WHAT TO PRODUCE:
Word for word, repeat the entries, minus the pictures.

Extracts from a graphics dataset:
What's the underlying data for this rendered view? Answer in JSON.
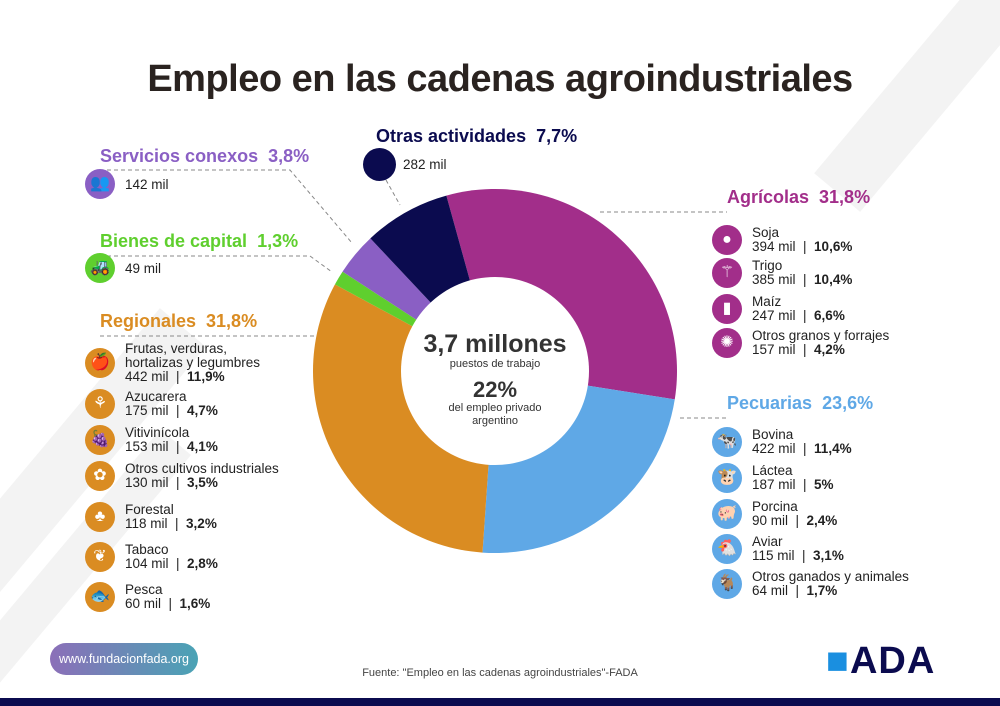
{
  "title": "Empleo en las cadenas agroindustriales",
  "center": {
    "total": "3,7 millones",
    "total_label": "puestos de trabajo",
    "share": "22%",
    "share_label_1": "del empleo privado",
    "share_label_2": "argentino"
  },
  "colors": {
    "agricolas": "#a22e8a",
    "pecuarias": "#5fa8e6",
    "regionales": "#da8c22",
    "bienes": "#5fcf2e",
    "servicios": "#8a5fc4",
    "otras": "#0b0b4f"
  },
  "chart_data": {
    "type": "pie",
    "donut": true,
    "order": "clockwise",
    "categories": [
      "Agrícolas",
      "Pecuarias",
      "Regionales",
      "Bienes de capital",
      "Servicios conexos",
      "Otras actividades"
    ],
    "values": [
      31.8,
      23.6,
      31.8,
      1.3,
      3.8,
      7.7
    ],
    "unit": "%"
  },
  "groups": {
    "otras": {
      "name": "Otras actividades",
      "pct": "7,7%",
      "value": "282 mil"
    },
    "servicios": {
      "name": "Servicios conexos",
      "pct": "3,8%",
      "value": "142 mil",
      "icon": "people-icon"
    },
    "bienes": {
      "name": "Bienes de capital",
      "pct": "1,3%",
      "value": "49 mil",
      "icon": "tractor-icon"
    },
    "regionales": {
      "name": "Regionales",
      "pct": "31,8%",
      "items": [
        {
          "name": "Frutas, verduras,",
          "name2": "hortalizas  y legumbres",
          "value": "442 mil",
          "pct": "11,9%",
          "icon": "fruit-icon"
        },
        {
          "name": "Azucarera",
          "value": "175 mil",
          "pct": "4,7%",
          "icon": "sugarcane-icon"
        },
        {
          "name": "Vitivinícola",
          "value": "153 mil",
          "pct": "4,1%",
          "icon": "grapes-icon"
        },
        {
          "name": "Otros cultivos industriales",
          "value": "130 mil",
          "pct": "3,5%",
          "icon": "cotton-icon"
        },
        {
          "name": "Forestal",
          "value": "118 mil",
          "pct": "3,2%",
          "icon": "trees-icon"
        },
        {
          "name": "Tabaco",
          "value": "104 mil",
          "pct": "2,8%",
          "icon": "tobacco-leaf-icon"
        },
        {
          "name": "Pesca",
          "value": "60 mil",
          "pct": "1,6%",
          "icon": "fish-icon"
        }
      ]
    },
    "agricolas": {
      "name": "Agrícolas",
      "pct": "31,8%",
      "items": [
        {
          "name": "Soja",
          "value": "394 mil",
          "pct": "10,6%",
          "icon": "soybean-icon"
        },
        {
          "name": "Trigo",
          "value": "385 mil",
          "pct": "10,4%",
          "icon": "wheat-icon"
        },
        {
          "name": "Maíz",
          "value": "247 mil",
          "pct": "6,6%",
          "icon": "corn-icon"
        },
        {
          "name": "Otros granos y forrajes",
          "value": "157 mil",
          "pct": "4,2%",
          "icon": "sunflower-icon"
        }
      ]
    },
    "pecuarias": {
      "name": "Pecuarias",
      "pct": "23,6%",
      "items": [
        {
          "name": "Bovina",
          "value": "422 mil",
          "pct": "11,4%",
          "icon": "cow-icon"
        },
        {
          "name": "Láctea",
          "value": "187 mil",
          "pct": "5%",
          "icon": "dairy-cow-icon"
        },
        {
          "name": "Porcina",
          "value": "90 mil",
          "pct": "2,4%",
          "icon": "pig-icon"
        },
        {
          "name": "Aviar",
          "value": "115 mil",
          "pct": "3,1%",
          "icon": "chicken-icon"
        },
        {
          "name": "Otros ganados y animales",
          "value": "64 mil",
          "pct": "1,7%",
          "icon": "goat-icon"
        }
      ]
    }
  },
  "footer": {
    "url": "www.fundacionfada.org",
    "source": "Fuente: \"Empleo en las cadenas agroindustriales\"-FADA",
    "logo": "FADA"
  }
}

SOLUTION FOR THIS PROBLEM:
What's the underlying data for this rendered view? Answer in JSON.
{
  "title": "Empleo en las cadenas agroindustriales",
  "center": {
    "total": "3,7 millones",
    "total_label": "puestos de trabajo",
    "share": "22%",
    "share_label_1": "del empleo privado",
    "share_label_2": "argentino"
  },
  "colors": {
    "agricolas": "#a22e8a",
    "pecuarias": "#5fa8e6",
    "regionales": "#da8c22",
    "bienes": "#5fcf2e",
    "servicios": "#8a5fc4",
    "otras": "#0b0b4f"
  },
  "chart_data": {
    "type": "pie",
    "donut": true,
    "order": "clockwise",
    "categories": [
      "Agrícolas",
      "Pecuarias",
      "Regionales",
      "Bienes de capital",
      "Servicios conexos",
      "Otras actividades"
    ],
    "values": [
      31.8,
      23.6,
      31.8,
      1.3,
      3.8,
      7.7
    ],
    "unit": "%"
  },
  "groups": {
    "otras": {
      "name": "Otras actividades",
      "pct": "7,7%",
      "value": "282 mil"
    },
    "servicios": {
      "name": "Servicios conexos",
      "pct": "3,8%",
      "value": "142 mil",
      "icon": "people-icon"
    },
    "bienes": {
      "name": "Bienes de capital",
      "pct": "1,3%",
      "value": "49 mil",
      "icon": "tractor-icon"
    },
    "regionales": {
      "name": "Regionales",
      "pct": "31,8%",
      "items": [
        {
          "name": "Frutas, verduras,",
          "name2": "hortalizas  y legumbres",
          "value": "442 mil",
          "pct": "11,9%",
          "icon": "fruit-icon"
        },
        {
          "name": "Azucarera",
          "value": "175 mil",
          "pct": "4,7%",
          "icon": "sugarcane-icon"
        },
        {
          "name": "Vitivinícola",
          "value": "153 mil",
          "pct": "4,1%",
          "icon": "grapes-icon"
        },
        {
          "name": "Otros cultivos industriales",
          "value": "130 mil",
          "pct": "3,5%",
          "icon": "cotton-icon"
        },
        {
          "name": "Forestal",
          "value": "118 mil",
          "pct": "3,2%",
          "icon": "trees-icon"
        },
        {
          "name": "Tabaco",
          "value": "104 mil",
          "pct": "2,8%",
          "icon": "tobacco-leaf-icon"
        },
        {
          "name": "Pesca",
          "value": "60 mil",
          "pct": "1,6%",
          "icon": "fish-icon"
        }
      ]
    },
    "agricolas": {
      "name": "Agrícolas",
      "pct": "31,8%",
      "items": [
        {
          "name": "Soja",
          "value": "394 mil",
          "pct": "10,6%",
          "icon": "soybean-icon"
        },
        {
          "name": "Trigo",
          "value": "385 mil",
          "pct": "10,4%",
          "icon": "wheat-icon"
        },
        {
          "name": "Maíz",
          "value": "247 mil",
          "pct": "6,6%",
          "icon": "corn-icon"
        },
        {
          "name": "Otros granos y forrajes",
          "value": "157 mil",
          "pct": "4,2%",
          "icon": "sunflower-icon"
        }
      ]
    },
    "pecuarias": {
      "name": "Pecuarias",
      "pct": "23,6%",
      "items": [
        {
          "name": "Bovina",
          "value": "422 mil",
          "pct": "11,4%",
          "icon": "cow-icon"
        },
        {
          "name": "Láctea",
          "value": "187 mil",
          "pct": "5%",
          "icon": "dairy-cow-icon"
        },
        {
          "name": "Porcina",
          "value": "90 mil",
          "pct": "2,4%",
          "icon": "pig-icon"
        },
        {
          "name": "Aviar",
          "value": "115 mil",
          "pct": "3,1%",
          "icon": "chicken-icon"
        },
        {
          "name": "Otros ganados y animales",
          "value": "64 mil",
          "pct": "1,7%",
          "icon": "goat-icon"
        }
      ]
    }
  },
  "footer": {
    "url": "www.fundacionfada.org",
    "source": "Fuente: \"Empleo en las cadenas agroindustriales\"-FADA",
    "logo": "FADA"
  }
}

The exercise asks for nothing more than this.